Please print all of the material below, word for word.

Data items
************

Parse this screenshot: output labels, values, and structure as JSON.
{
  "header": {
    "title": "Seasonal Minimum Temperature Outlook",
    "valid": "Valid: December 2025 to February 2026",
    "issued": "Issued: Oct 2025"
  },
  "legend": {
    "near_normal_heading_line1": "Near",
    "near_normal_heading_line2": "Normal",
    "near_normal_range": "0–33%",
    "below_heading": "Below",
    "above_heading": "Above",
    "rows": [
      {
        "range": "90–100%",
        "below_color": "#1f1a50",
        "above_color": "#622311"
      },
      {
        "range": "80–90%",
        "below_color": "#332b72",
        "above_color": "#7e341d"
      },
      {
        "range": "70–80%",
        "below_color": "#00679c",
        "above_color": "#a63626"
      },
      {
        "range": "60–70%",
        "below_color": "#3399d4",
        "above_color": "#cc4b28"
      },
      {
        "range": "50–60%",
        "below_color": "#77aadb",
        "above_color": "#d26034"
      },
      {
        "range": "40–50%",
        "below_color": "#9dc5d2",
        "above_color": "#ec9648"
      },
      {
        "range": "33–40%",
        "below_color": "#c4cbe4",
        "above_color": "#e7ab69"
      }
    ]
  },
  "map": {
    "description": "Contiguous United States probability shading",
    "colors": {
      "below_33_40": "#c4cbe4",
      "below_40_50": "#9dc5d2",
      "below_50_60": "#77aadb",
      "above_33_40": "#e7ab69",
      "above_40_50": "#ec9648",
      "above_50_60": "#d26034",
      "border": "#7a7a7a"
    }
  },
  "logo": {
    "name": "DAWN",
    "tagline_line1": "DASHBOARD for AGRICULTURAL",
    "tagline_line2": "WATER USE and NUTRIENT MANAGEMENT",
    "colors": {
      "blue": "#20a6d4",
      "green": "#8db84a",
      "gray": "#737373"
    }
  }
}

************

## Expected answer:
Parse this screenshot: output labels, values, and structure as JSON.
{
  "header": {
    "title": "Seasonal Minimum Temperature Outlook",
    "valid": "Valid: December 2025 to February 2026",
    "issued": "Issued: Oct 2025"
  },
  "legend": {
    "near_normal_heading_line1": "Near",
    "near_normal_heading_line2": "Normal",
    "near_normal_range": "0–33%",
    "below_heading": "Below",
    "above_heading": "Above",
    "rows": [
      {
        "range": "90–100%",
        "below_color": "#1f1a50",
        "above_color": "#622311"
      },
      {
        "range": "80–90%",
        "below_color": "#332b72",
        "above_color": "#7e341d"
      },
      {
        "range": "70–80%",
        "below_color": "#00679c",
        "above_color": "#a63626"
      },
      {
        "range": "60–70%",
        "below_color": "#3399d4",
        "above_color": "#cc4b28"
      },
      {
        "range": "50–60%",
        "below_color": "#77aadb",
        "above_color": "#d26034"
      },
      {
        "range": "40–50%",
        "below_color": "#9dc5d2",
        "above_color": "#ec9648"
      },
      {
        "range": "33–40%",
        "below_color": "#c4cbe4",
        "above_color": "#e7ab69"
      }
    ]
  },
  "map": {
    "description": "Contiguous United States probability shading",
    "colors": {
      "below_33_40": "#c4cbe4",
      "below_40_50": "#9dc5d2",
      "below_50_60": "#77aadb",
      "above_33_40": "#e7ab69",
      "above_40_50": "#ec9648",
      "above_50_60": "#d26034",
      "border": "#7a7a7a"
    }
  },
  "logo": {
    "name": "DAWN",
    "tagline_line1": "DASHBOARD for AGRICULTURAL",
    "tagline_line2": "WATER USE and NUTRIENT MANAGEMENT",
    "colors": {
      "blue": "#20a6d4",
      "green": "#8db84a",
      "gray": "#737373"
    }
  }
}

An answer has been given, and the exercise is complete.